THE EXERCISE —
Give only the number of lines that contain the word "Puissance".

(Dataset excerpt)
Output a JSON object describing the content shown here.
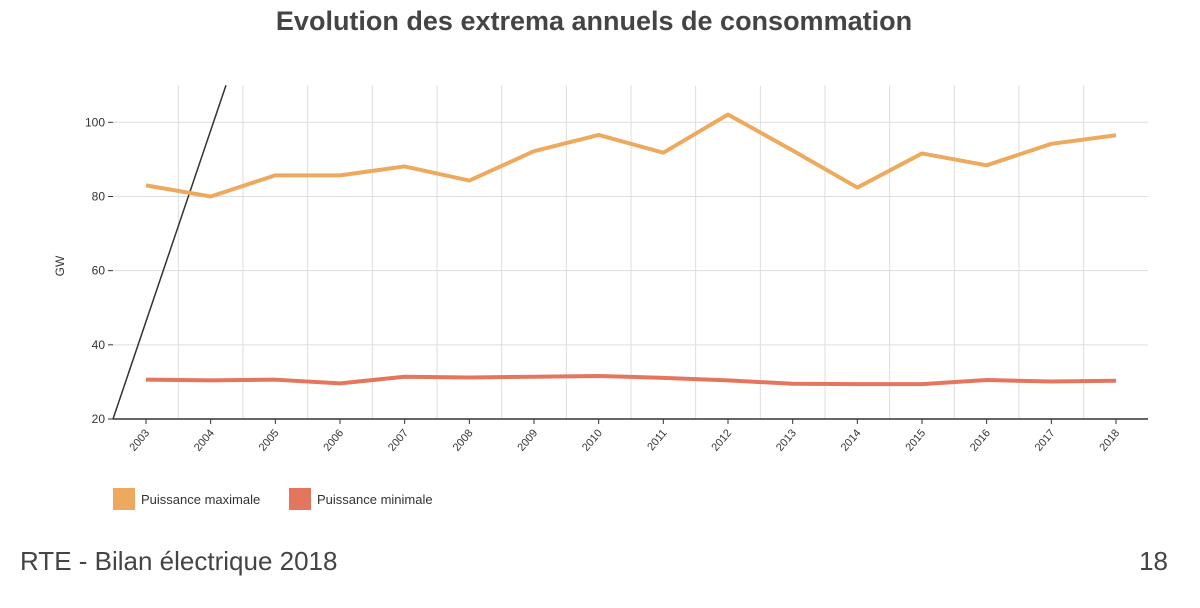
{
  "chart_data": {
    "type": "line",
    "title": "Evolution des extrema annuels de consommation",
    "xlabel": "",
    "ylabel": "GW",
    "x": [
      "2003",
      "2004",
      "2005",
      "2006",
      "2007",
      "2008",
      "2009",
      "2010",
      "2011",
      "2012",
      "2013",
      "2014",
      "2015",
      "2016",
      "2017",
      "2018"
    ],
    "ylim": [
      20,
      110
    ],
    "yticks": [
      20,
      40,
      60,
      80,
      100
    ],
    "grid": true,
    "legend_position": "bottom-left",
    "series": [
      {
        "name": "Puissance maximale",
        "color": "#EDAA5E",
        "values": [
          83.0,
          80.0,
          85.7,
          85.7,
          88.1,
          84.3,
          92.2,
          96.6,
          91.8,
          102.1,
          92.4,
          82.4,
          91.6,
          88.4,
          94.2,
          96.5
        ]
      },
      {
        "name": "Puissance minimale",
        "color": "#E5765E",
        "values": [
          30.6,
          30.4,
          30.6,
          29.6,
          31.4,
          31.2,
          31.4,
          31.6,
          31.1,
          30.4,
          29.5,
          29.4,
          29.4,
          30.5,
          30.1,
          30.3
        ]
      }
    ]
  },
  "footer": {
    "source": "RTE - Bilan électrique 2018",
    "page": "18"
  }
}
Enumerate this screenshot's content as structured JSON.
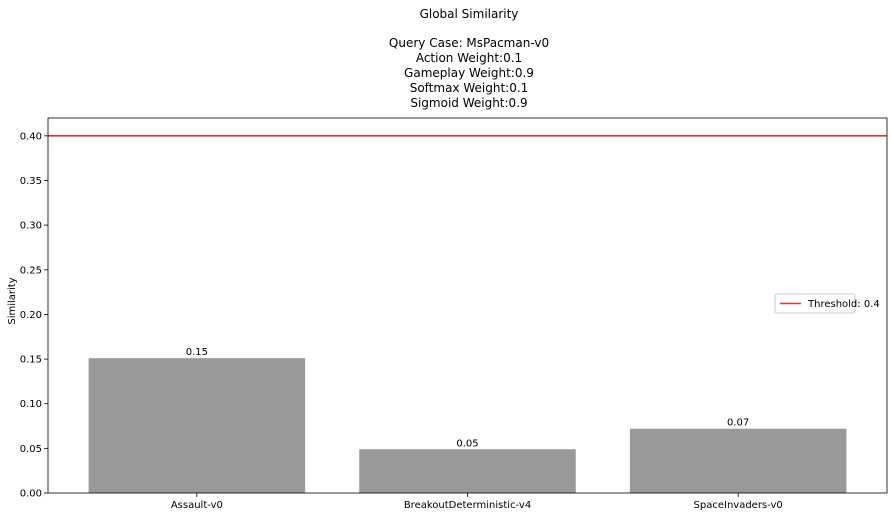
{
  "chart_data": {
    "type": "bar",
    "title": "Global Similarity",
    "subtitle_lines": [
      "Query Case: MsPacman-v0",
      "Action Weight:0.1",
      "Gameplay Weight:0.9",
      "Softmax Weight:0.1",
      "Sigmoid Weight:0.9"
    ],
    "categories": [
      "Assault-v0",
      "BreakoutDeterministic-v4",
      "SpaceInvaders-v0"
    ],
    "values": [
      0.151,
      0.049,
      0.072
    ],
    "data_labels": [
      "0.15",
      "0.05",
      "0.07"
    ],
    "xlabel": "",
    "ylabel": "Similarity",
    "ylim": [
      0,
      0.42
    ],
    "yticks": [
      "0.00",
      "0.05",
      "0.10",
      "0.15",
      "0.20",
      "0.25",
      "0.30",
      "0.35",
      "0.40"
    ],
    "ytick_values": [
      0,
      0.05,
      0.1,
      0.15,
      0.2,
      0.25,
      0.3,
      0.35,
      0.4
    ],
    "grid": false,
    "bar_color": "#999999",
    "threshold": {
      "value": 0.4,
      "label": "Threshold: 0.4",
      "color": "#e8312a"
    },
    "legend": {
      "placement": "center-right",
      "entries": [
        "Threshold: 0.4"
      ]
    }
  }
}
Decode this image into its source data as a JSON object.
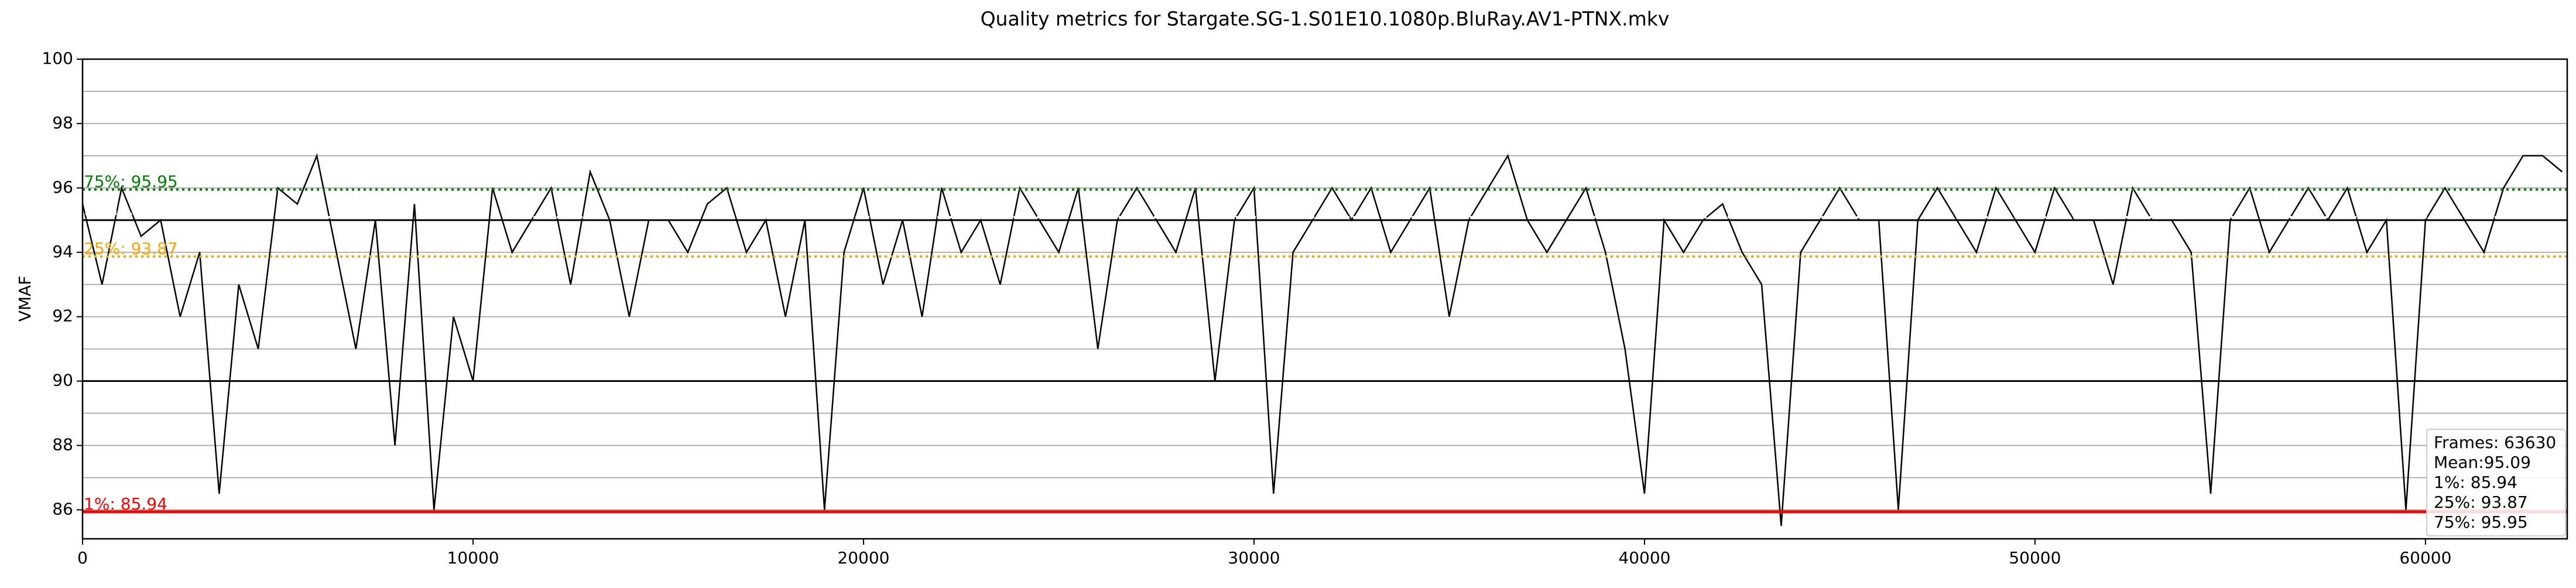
{
  "chart_data": {
    "type": "line",
    "title": "Quality metrics for Stargate.SG-1.S01E10.1080p.BluRay.AV1-PTNX.mkv",
    "y_label": "VMAF",
    "color": "#000000",
    "x": [
      0,
      500,
      1000,
      1500,
      2000,
      2500,
      3000,
      3500,
      4000,
      4500,
      5000,
      5500,
      6000,
      6500,
      7000,
      7500,
      8000,
      8500,
      9000,
      9500,
      10000,
      10500,
      11000,
      11500,
      12000,
      12500,
      13000,
      13500,
      14000,
      14500,
      15000,
      15500,
      16000,
      16500,
      17000,
      17500,
      18000,
      18500,
      19000,
      19500,
      20000,
      20500,
      21000,
      21500,
      22000,
      22500,
      23000,
      23500,
      24000,
      24500,
      25000,
      25500,
      26000,
      26500,
      27000,
      27500,
      28000,
      28500,
      29000,
      29500,
      30000,
      30500,
      31000,
      31500,
      32000,
      32500,
      33000,
      33500,
      34000,
      34500,
      35000,
      35500,
      36000,
      36500,
      37000,
      37500,
      38000,
      38500,
      39000,
      39500,
      40000,
      40500,
      41000,
      41500,
      42000,
      42500,
      43000,
      43500,
      44000,
      44500,
      45000,
      45500,
      46000,
      46500,
      47000,
      47500,
      48000,
      48500,
      49000,
      49500,
      50000,
      50500,
      51000,
      51500,
      52000,
      52500,
      53000,
      53500,
      54000,
      54500,
      55000,
      55500,
      56000,
      56500,
      57000,
      57500,
      58000,
      58500,
      59000,
      59500,
      60000,
      60500,
      61000,
      61500,
      62000,
      62500,
      63000,
      63500
    ],
    "values": [
      95.5,
      93,
      96,
      94.5,
      95,
      92,
      94,
      86.5,
      93,
      91,
      96,
      95.5,
      97,
      94,
      91,
      95,
      88,
      95.5,
      86,
      92,
      90,
      96,
      94,
      95,
      96,
      93,
      96.5,
      95,
      92,
      95,
      95,
      94,
      95.5,
      96,
      94,
      95,
      92,
      95,
      86,
      94,
      96,
      93,
      95,
      92,
      96,
      94,
      95,
      93,
      96,
      95,
      94,
      96,
      91,
      95,
      96,
      95,
      94,
      96,
      90,
      95,
      96,
      86.5,
      94,
      95,
      96,
      95,
      96,
      94,
      95,
      96,
      92,
      95,
      96,
      97,
      95,
      94,
      95,
      96,
      94,
      91,
      86.5,
      95,
      94,
      95,
      95.5,
      94,
      93,
      85.5,
      94,
      95,
      96,
      95,
      95,
      86,
      95,
      96,
      95,
      94,
      96,
      95,
      94,
      96,
      95,
      95,
      93,
      96,
      95,
      95,
      94,
      86.5,
      95,
      96,
      94,
      95,
      96,
      95,
      96,
      94,
      95,
      86,
      95,
      96,
      95,
      94,
      96,
      97,
      97,
      96.5
    ],
    "xlim": [
      0,
      63630
    ],
    "ylim": [
      85.1,
      100
    ],
    "xticks": [
      0,
      10000,
      20000,
      30000,
      40000,
      50000,
      60000
    ],
    "yticks": [
      86,
      88,
      90,
      92,
      94,
      96,
      98,
      100
    ],
    "minor_yticks": [
      87,
      89,
      91,
      93,
      95,
      97,
      99
    ],
    "major_ref_lines": [
      90,
      95
    ],
    "ref_lines": [
      {
        "label": "1%: 85.94",
        "value": 85.94,
        "color": "#ff0000",
        "style": "solid"
      },
      {
        "label": "25%: 93.87",
        "value": 93.87,
        "color": "#ffa500",
        "style": "dotted"
      },
      {
        "label": "Mean: 95.09",
        "value": 95.09,
        "color": "#ffffff",
        "style": "dotted"
      },
      {
        "label": "75%: 95.95",
        "value": 95.95,
        "color": "#008000",
        "style": "dotted"
      }
    ],
    "stats_box": [
      "Frames: 63630",
      "Mean:95.09",
      "1%: 85.94",
      "25%: 93.87",
      "75%: 95.95"
    ]
  }
}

RESULT OF THE TASK —
2